What the task requires >> Copy every entry word for word, but skip the pictures.

** start Given data **

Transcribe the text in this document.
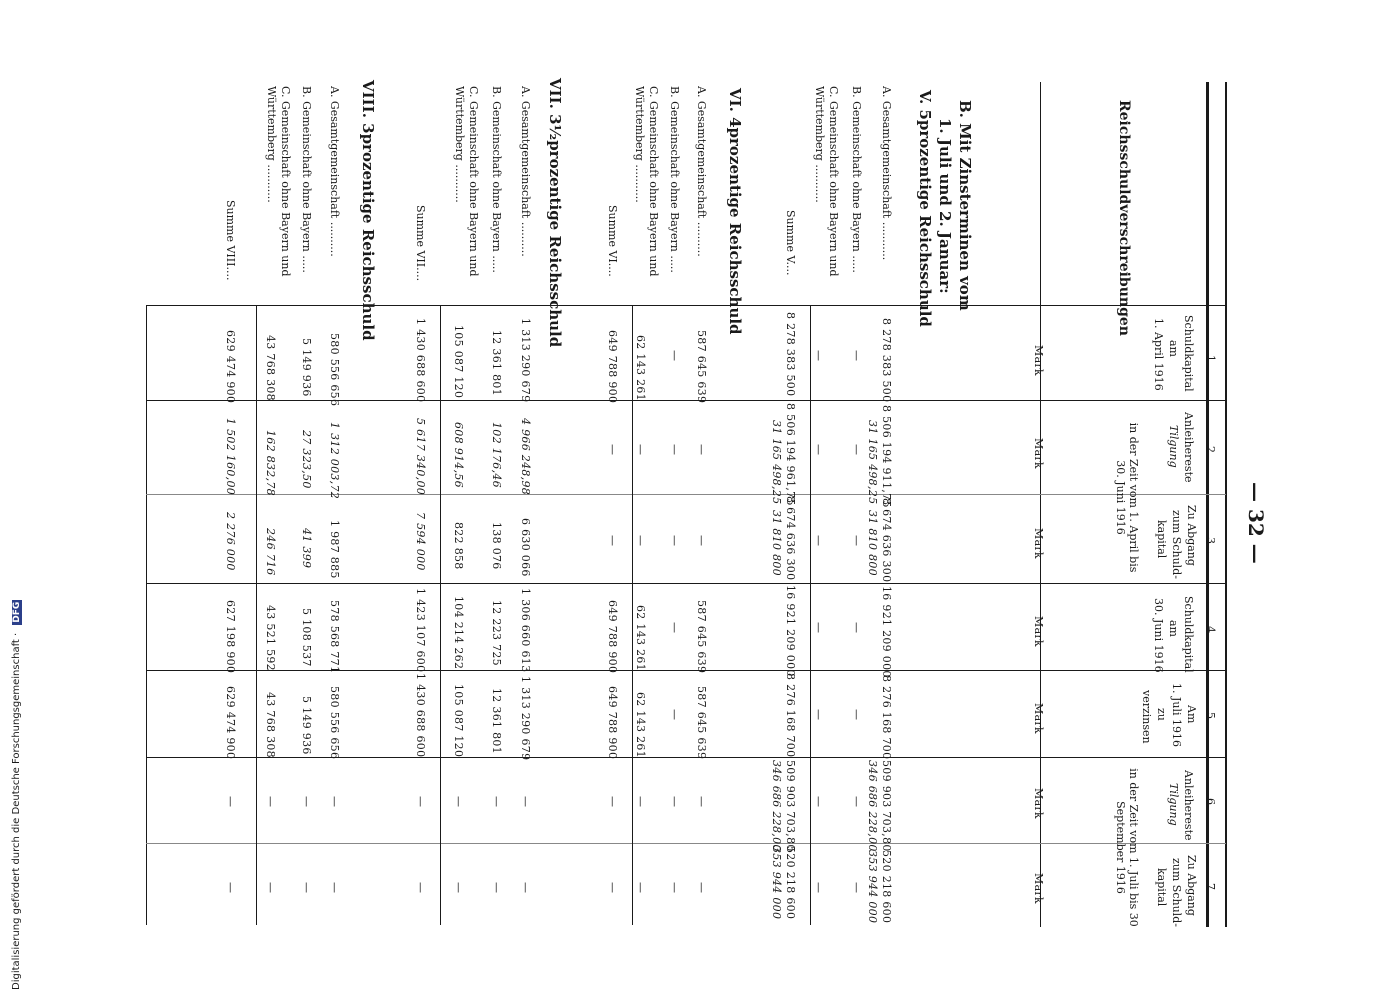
— 32 —
Digitalisierung gefördert durch die Deutsche Forschungsgemeinschaft · DFG
1
2
3
4
5
6
7
Reichsschuldverschreibungen
Schuldkapital
am
1. April 1916
Anleihereste
Tilgung
Zu Abgang
zum Schuld-
kapital
in der Zeit vom 1. April bis 30. Juni 1916
Schuldkapital
am
30. Juni 1916
Am
1. Juli 1916
zu
verzinsen
Anleihereste
Tilgung
Zu Abgang
zum Schuld-
kapital
in der Zeit vom 1. Juli bis 30 September 1916
Mark
Mark
Mark
Mark
Mark
Mark
Mark
B. Mit Zinsterminen vom
1. Juli und 2. Januar:
V. 5prozentige Reichsschuld
A. Gesamtgemeinschaft ...........
8 278 383 500
8 506 194 911,75
31 165 498,25
8 674 636 300
31 810 800
16 921 209 000
8 276 168 700
509 903 703,80
346 686 228,00
520 218 600
353 944 000
B. Gemeinschaft ohne Bayern .....
—
—
—
—
—
—
—
C. Gemeinschaft ohne Bayern und Württemberg ...........
—
—
—
—
—
—
—
Summe V....
8 278 383 500
8 506 194 961,75
31 165 498,25
8 674 636 300
31 810 800
16 921 209 000
8 276 168 700
509 903 703,80
346 686 228,00
520 218 600
353 944 000
VI. 4prozentige Reichsschuld
A. Gesamtgemeinschaft ..........
587 645 639
—
—
587 645 639
587 645 639
—
—
B. Gemeinschaft ohne Bayern .....
—
—
—
—
—
—
—
C. Gemeinschaft ohne Bayern und Württemberg ...........
62 143 261
—
—
62 143 261
62 143 261
—
—
Summe VI....
649 788 900
—
—
649 788 900
649 788 900
—
—
VII. 3½prozentige Reichsschuld
A. Gesamtgemeinschaft ..........
1 313 290 679
4 966 248,98
6 630 066
1 306 660 613
1 313 290 679
—
—
B. Gemeinschaft ohne Bayern .....
12 361 801
102 176,46
138 076
12 223 725
12 361 801
—
—
C. Gemeinschaft ohne Bayern und Württemberg ...........
105 087 120
608 914,56
822 858
104 214 262
105 087 120
—
—
Summe VII....
1 430 688 600
5 617 340,00
7 594 000
1 423 107 600
1 430 688 600
—
—
VIII. 3prozentige Reichsschuld
A. Gesamtgemeinschaft ..........
580 556 656
1 312 003,72
1 987 885
578 568 771
580 556 656
—
—
B. Gemeinschaft ohne Bayern .....
5 149 936
27 323,50
41 399
5 108 537
5 149 936
—
—
C. Gemeinschaft ohne Bayern und Württemberg ...........
43 768 308
162 832,78
246 716
43 521 592
43 768 308
—
—
Summe VIII....
629 474 900
1 502 160,00
2 276 000
627 198 900
629 474 900
—
—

** end Given data **

Answer below >>
Transcribe the text in this document.
— 32 —
Digitalisierung gefördert durch die Deutsche Forschungsgemeinschaft · DFG
1
2
3
4
5
6
7
Reichsschuldverschreibungen
Schuldkapital
am
1. April 1916
Anleihereste
Tilgung
Zu Abgang
zum Schuld-
kapital
in der Zeit vom 1. April bis 30. Juni 1916
Schuldkapital
am
30. Juni 1916
Am
1. Juli 1916
zu
verzinsen
Anleihereste
Tilgung
Zu Abgang
zum Schuld-
kapital
in der Zeit vom 1. Juli bis 30 September 1916
Mark
Mark
Mark
Mark
Mark
Mark
Mark
B. Mit Zinsterminen vom
1. Juli und 2. Januar:
V. 5prozentige Reichsschuld
A. Gesamtgemeinschaft ...........
8 278 383 500
8 506 194 911,75
31 165 498,25
8 674 636 300
31 810 800
16 921 209 000
8 276 168 700
509 903 703,80
346 686 228,00
520 218 600
353 944 000
B. Gemeinschaft ohne Bayern .....
—
—
—
—
—
—
—
C. Gemeinschaft ohne Bayern und Württemberg ...........
—
—
—
—
—
—
—
Summe V....
8 278 383 500
8 506 194 961,75
31 165 498,25
8 674 636 300
31 810 800
16 921 209 000
8 276 168 700
509 903 703,80
346 686 228,00
520 218 600
353 944 000
VI. 4prozentige Reichsschuld
A. Gesamtgemeinschaft ..........
587 645 639
—
—
587 645 639
587 645 639
—
—
B. Gemeinschaft ohne Bayern .....
—
—
—
—
—
—
—
C. Gemeinschaft ohne Bayern und Württemberg ...........
62 143 261
—
—
62 143 261
62 143 261
—
—
Summe VI....
649 788 900
—
—
649 788 900
649 788 900
—
—
VII. 3½prozentige Reichsschuld
A. Gesamtgemeinschaft ..........
1 313 290 679
4 966 248,98
6 630 066
1 306 660 613
1 313 290 679
—
—
B. Gemeinschaft ohne Bayern .....
12 361 801
102 176,46
138 076
12 223 725
12 361 801
—
—
C. Gemeinschaft ohne Bayern und Württemberg ...........
105 087 120
608 914,56
822 858
104 214 262
105 087 120
—
—
Summe VII....
1 430 688 600
5 617 340,00
7 594 000
1 423 107 600
1 430 688 600
—
—
VIII. 3prozentige Reichsschuld
A. Gesamtgemeinschaft ..........
580 556 656
1 312 003,72
1 987 885
578 568 771
580 556 656
—
—
B. Gemeinschaft ohne Bayern .....
5 149 936
27 323,50
41 399
5 108 537
5 149 936
—
—
C. Gemeinschaft ohne Bayern und Württemberg ...........
43 768 308
162 832,78
246 716
43 521 592
43 768 308
—
—
Summe VIII....
629 474 900
1 502 160,00
2 276 000
627 198 900
629 474 900
—
—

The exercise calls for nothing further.